Say only how many lines contain the word "text".

* BEGIN ENTRIES SHOWN *

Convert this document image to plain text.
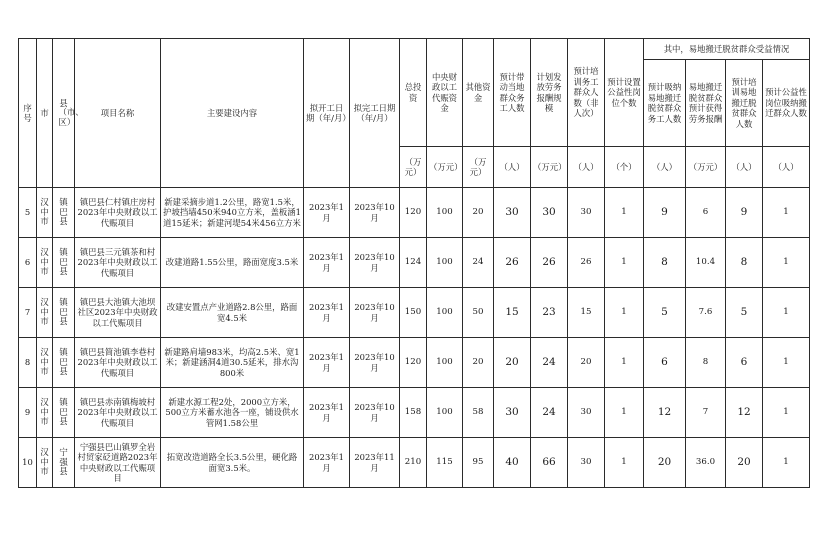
序号	市	县（市、区）	项目名称	主要建设内容	拟开工日期（年/月）	拟完工日期（年/月）	总投资	中央财政以工代赈资金	其他资金	预计带动当地群众务工人数	计划发放劳务报酬规模	预计培训务工群众人数（非人次）	预计设置公益性岗位个数	其中，易地搬迁脱贫群众受益情况			
														预计吸纳易地搬迁脱贫群众务工人数	易地搬迁脱贫群众预计获得劳务报酬	预计培训易地搬迁脱贫群众人数	预计公益性岗位吸纳搬迁群众人数
							（万元）	（万元）	（万元）	（人）	（万元）	（人）	（个）	（人）	（万元）	（人）	（人）
5	汉中市	镇巴县	镇巴县仁村镇庄房村2023年中央财政以工代赈项目	新建采摘步道1.2公里，路宽1.5米，护坡挡墙450米940立方米，盖板涵1道15延米；新建河堤54米456立方米	2023年1月	2023年10月	120	100	20	30	30	30	1	9	6	9	1
6	汉中市	镇巴县	镇巴县三元镇茶和村2023年中央财政以工代赈项目	改建道路1.55公里，路面宽度3.5米	2023年1月	2023年10月	124	100	24	26	26	26	1	8	10.4	8	1
7	汉中市	镇巴县	镇巴县大池镇大池坝社区2023年中央财政以工代赈项目	改建安置点产业道路2.8公里，路面宽4.5米	2023年1月	2023年10月	150	100	50	15	23	15	1	5	7.6	5	1
8	汉中市	镇巴县	镇巴县简池镇李巷村2023年中央财政以工代赈项目	新建路肩墙983米，均高2.5米、宽1米；新建涵洞4道30.5延米，排水沟800米	2023年1月	2023年10月	120	100	20	20	24	20	1	6	8	6	1
9	汉中市	镇巴县	镇巴县赤南镇梅坡村2023年中央财政以工代赈项目	新建水源工程2处，2000立方米，500立方米蓄水池各一座，铺设供水管网1.58公里	2023年1月	2023年10月	158	100	58	30	24	30	1	12	7	12	1
10	汉中市	宁强县	宁强县巴山镇罗全岩村贸家砭道路2023年中央财政以工代赈项目	拓宽改造道路全长3.5公里，硬化路面宽3.5米。	2023年1月	2023年11月	210	115	95	40	66	30	1	20	36.0	20	1
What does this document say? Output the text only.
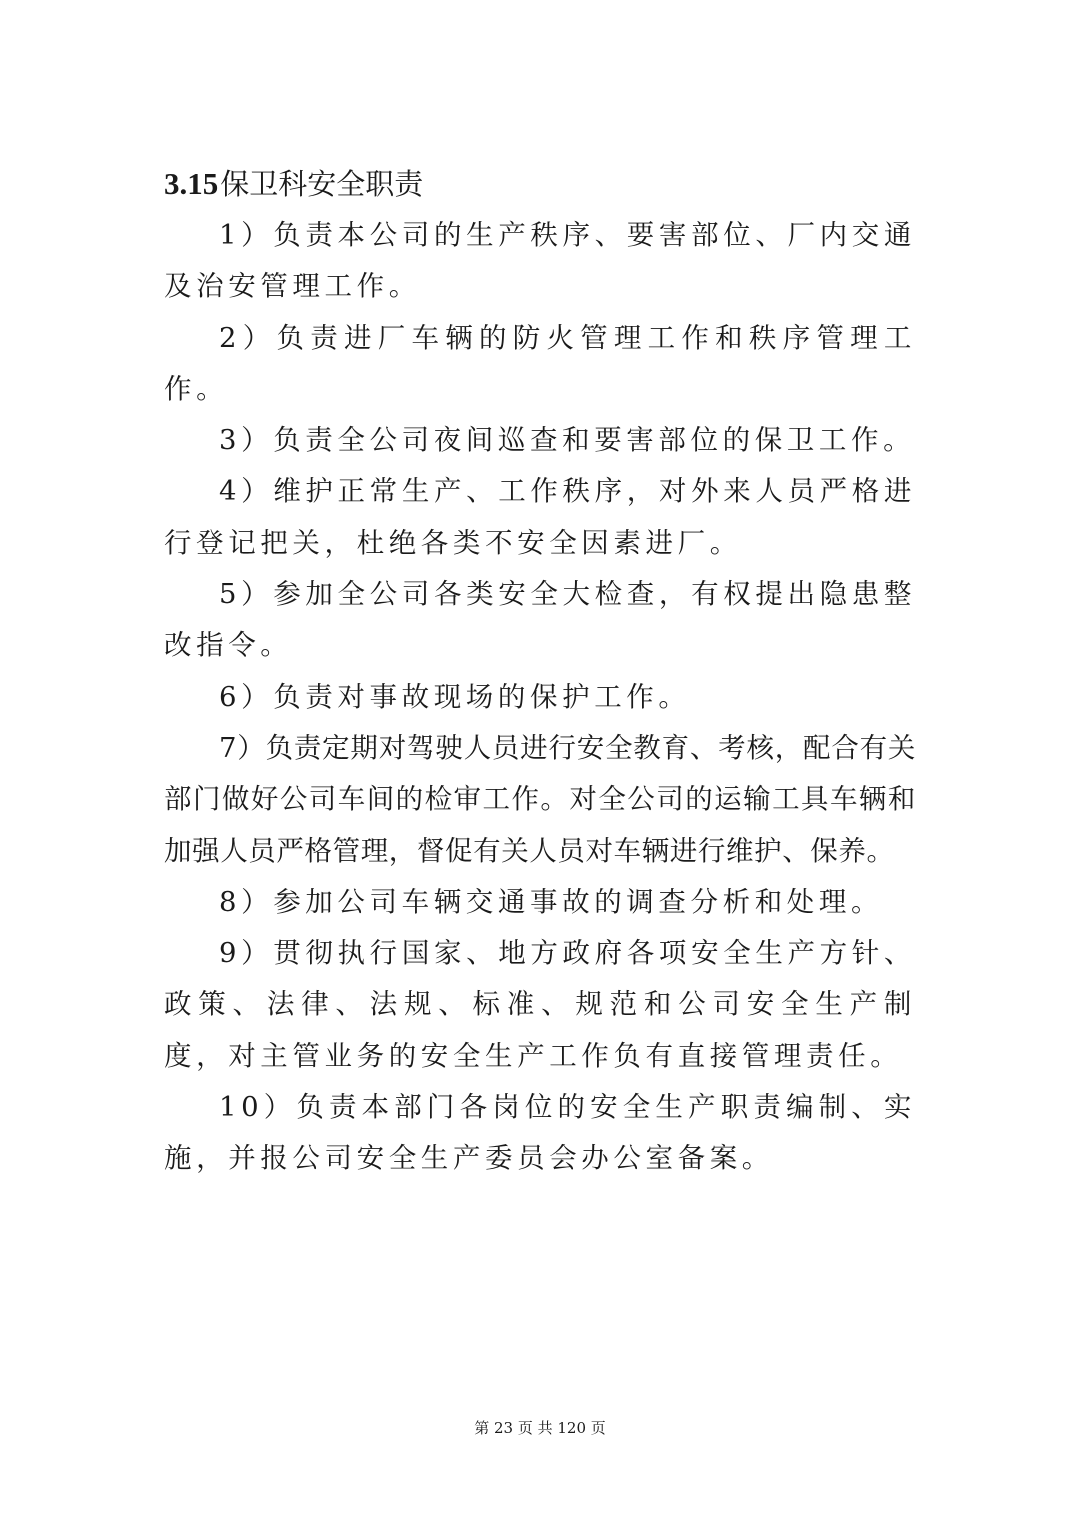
3.15保卫科安全职责

1）负责本公司的生产秩序、要害部位、厂内交通及治安管理工作。

2）负责进厂车辆的防火管理工作和秩序管理工作。

3）负责全公司夜间巡查和要害部位的保卫工作。

4）维护正常生产、工作秩序，对外来人员严格进行登记把关，杜绝各类不安全因素进厂。

5）参加全公司各类安全大检查，有权提出隐患整改指令。

6）负责对事故现场的保护工作。

7）负责定期对驾驶人员进行安全教育、考核，配合有关部门做好公司车间的检审工作。对全公司的运输工具车辆和加强人员严格管理，督促有关人员对车辆进行维护、保养。

8）参加公司车辆交通事故的调查分析和处理。

9）贯彻执行国家、地方政府各项安全生产方针、政策、法律、法规、标准、规范和公司安全生产制度，对主管业务的安全生产工作负有直接管理责任。

10）负责本部门各岗位的安全生产职责编制、实施，并报公司安全生产委员会办公室备案。

第 23 页 共 120 页
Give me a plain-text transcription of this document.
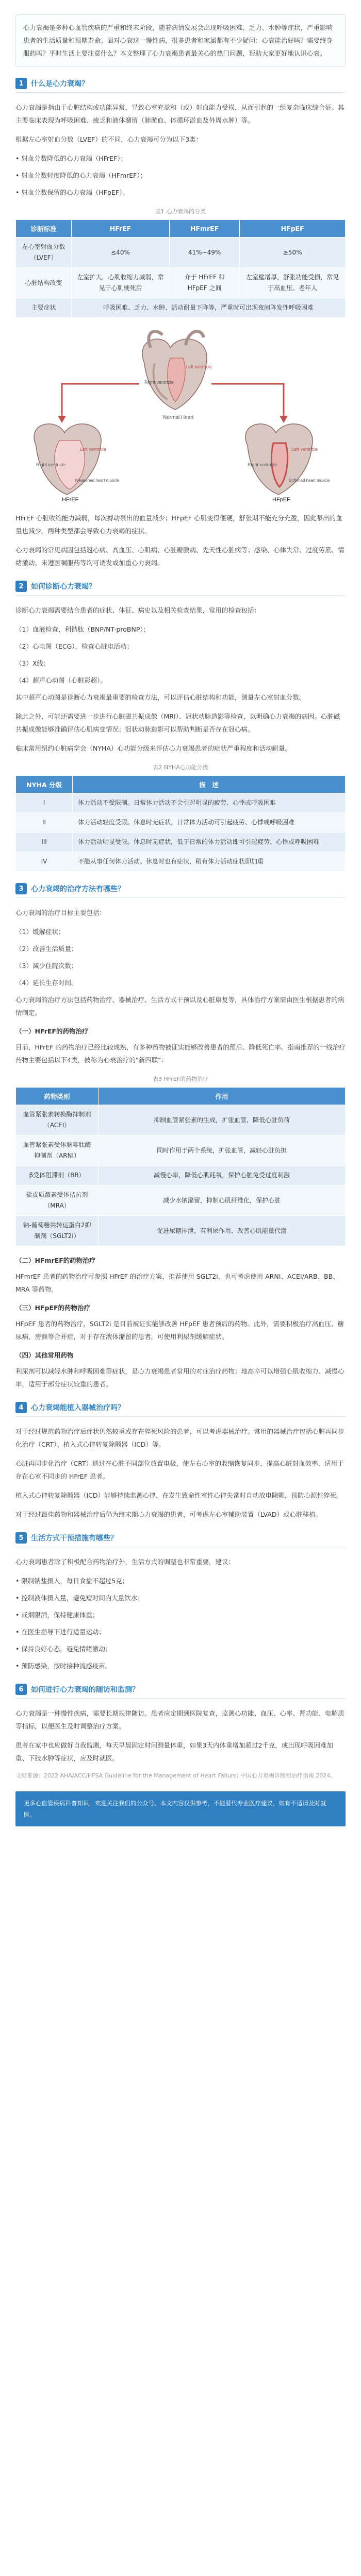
心力衰竭是多种心血管疾病的严重和终末阶段，随着病情发展会出现呼吸困难、乏力、水肿等症状，严重影响患者的生活质量和预期寿命。面对心衰这一慢性病，很多患者和家属都有不少疑问：心衰能治好吗？需要终身服药吗？平时生活上要注意什么？本文整理了心力衰竭患者最关心的热门问题，帮助大家更好地认识心衰。

1	什么是心力衰竭？

心力衰竭是指由于心脏结构或功能异常，导致心室充盈和（或）射血能力受损，从而引起的一组复杂临床综合征。其主要临床表现为呼吸困难、疲乏和液体潴留（肺淤血、体循环淤血及外周水肿）等。

根据左心室射血分数（LVEF）的不同，心力衰竭可分为以下3类：

• 射血分数降低的心力衰竭（HFrEF）；

• 射血分数轻度降低的心力衰竭（HFmrEF）；

• 射血分数保留的心力衰竭（HFpEF）。

表1 心力衰竭的分类
诊断标准	HFrEF	HFmrEF	HFpEF
左心室射血分数（LVEF）	≤40%	41%~49%	≥50%
心脏结构改变	左室扩大，心肌收缩力减弱，常见于心肌梗死后	介于 HFrEF 和 HFpEF 之间	左室壁增厚，舒张功能受损，常见于高血压、老年人
主要症状	呼吸困难、乏力、水肿、活动耐量下降等，严重时可出现夜间阵发性呼吸困难		
Left ventricle
Right ventricle
Normal Heart
Left ventricle
Right ventricle
Weakened heart muscle
HFrEF
Left ventricle
Right ventricle
Stiffened heart muscle
HFpEF

HFrEF 心脏收缩能力减弱，每次搏动泵出的血量减少；HFpEF 心肌变得僵硬，舒张期不能充分充盈，因此泵出的血量也减少。两种类型都会导致心力衰竭的症状。

心力衰竭的常见病因包括冠心病、高血压、心肌病、心脏瓣膜病、先天性心脏病等；感染、心律失常、过度劳累、情绪激动、未遵医嘱服药等均可诱发或加重心力衰竭。

2	如何诊断心力衰竭？

诊断心力衰竭需要结合患者的症状、体征、病史以及相关检查结果，常用的检查包括：

（1）血液检查，利钠肽（BNP/NT-proBNP）；

（2）心电图（ECG），检查心脏电活动；

（3）X线；

（4）超声心动图（心脏彩超）。

其中超声心动图是诊断心力衰竭最重要的检查方法，可以评估心脏结构和功能，测量左心室射血分数。

除此之外，可能还需要进一步进行心脏磁共振成像（MRI）、冠状动脉造影等检查，以明确心力衰竭的病因。心脏磁共振成像能够准确评估心肌病变情况；冠状动脉造影可以帮助判断是否存在冠心病。

临床常用纽约心脏病学会（NYHA）心功能分级来评估心力衰竭患者的症状严重程度和活动耐量。

表2 NYHA心功能分级
NYHA 分级	描　述
I	体力活动不受限制。日常体力活动不会引起明显的疲劳、心悸或呼吸困难
II	体力活动轻度受限。休息时无症状，日常体力活动可引起疲劳、心悸或呼吸困难
III	体力活动明显受限。休息时无症状，低于日常的体力活动即可引起疲劳、心悸或呼吸困难
IV	不能从事任何体力活动。休息时也有症状，稍有体力活动症状即加重
3	心力衰竭的治疗方法有哪些？

心力衰竭的治疗目标主要包括：

（1）缓解症状；

（2）改善生活质量；

（3）减少住院次数；

（4）延长生存时间。

心力衰竭的治疗方法包括药物治疗、器械治疗、生活方式干预以及心脏康复等，具体治疗方案需由医生根据患者的病情制定。

（一）HFrEF的药物治疗

目前，HFrEF 的药物治疗已经比较成熟，有多种药物被证实能够改善患者的预后、降低死亡率。指南推荐的一线治疗药物主要包括以下4类，被称为心衰治疗的"新四联"：

表3 HFrEF的药物治疗
药物类别	作用
血管紧张素转换酶抑制剂（ACEI）	抑制血管紧张素的生成，扩张血管，降低心脏负荷
血管紧张素受体脑啡肽酶抑制剂（ARNI）	同时作用于两个系统，扩张血管，减轻心脏负担
β受体阻滞剂（BB）	减慢心率，降低心肌耗氧，保护心脏免受过度刺激
盐皮质激素受体拮抗剂（MRA）	减少水钠潴留，抑制心肌纤维化，保护心脏
钠-葡萄糖共转运蛋白2抑制剂（SGLT2i）	促进尿糖排泄，有利尿作用，改善心肌能量代谢
（二）HFmrEF的药物治疗

HFmrEF 患者的药物治疗可参照 HFrEF 的治疗方案，推荐使用 SGLT2i，也可考虑使用 ARNI、ACEI/ARB、BB、MRA 等药物。

（三）HFpEF的药物治疗

HFpEF 患者的药物治疗，SGLT2i 是目前被证实能够改善 HFpEF 患者预后的药物。此外，需要积极治疗高血压、糖尿病、房颤等合并症，对于存在液体潴留的患者，可使用利尿剂缓解症状。

（四）其他常用药物

利尿剂可以减轻水肿和呼吸困难等症状，是心力衰竭患者常用的对症治疗药物；地高辛可以增强心肌收缩力、减慢心率，适用于部分症状较重的患者。

4	心力衰竭能植入器械治疗吗？

对于经过规范药物治疗后症状仍然较重或存在猝死风险的患者，可以考虑器械治疗。常用的器械治疗包括心脏再同步化治疗（CRT）、植入式心律转复除颤器（ICD）等。

心脏再同步化治疗（CRT）通过在心脏不同部位放置电极，使左右心室的收缩恢复同步，提高心脏射血效率，适用于存在心室不同步的 HFrEF 患者。

植入式心律转复除颤器（ICD）能够持续监测心律，在发生致命性室性心律失常时自动放电除颤，预防心源性猝死。

对于经过最佳药物和器械治疗后仍为终末期心力衰竭的患者，可考虑左心室辅助装置（LVAD）或心脏移植。

5	生活方式干预措施有哪些？

心力衰竭患者除了积极配合药物治疗外，生活方式的调整也非常重要，建议：

• 限制钠盐摄入，每日食盐不超过5克；

• 控制液体摄入量，避免短时间内大量饮水；

• 戒烟限酒，保持健康体重；

• 在医生指导下进行适量运动；

• 保持良好心态，避免情绪激动；

• 预防感染，按时接种流感疫苗。

6	如何进行心力衰竭的随访和监测？

心力衰竭是一种慢性疾病，需要长期规律随访。患者应定期到医院复查，监测心功能、血压、心率、肾功能、电解质等指标，以便医生及时调整治疗方案。

患者在家中也应做好自我监测，每天早晨固定时间测量体重，如果3天内体重增加超过2千克，或出现呼吸困难加重、下肢水肿等症状，应及时就医。

文献来源：2022 AHA/ACC/HFSA Guideline for the Management of Heart Failure; 中国心力衰竭诊断和治疗指南 2024。
更多心血管疾病科普知识，欢迎关注我们的公众号。本文内容仅供参考，不能替代专业医疗建议，如有不适请及时就医。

* END ENTRIES SHOWN *

• _WRITTEN SOLUTION_
3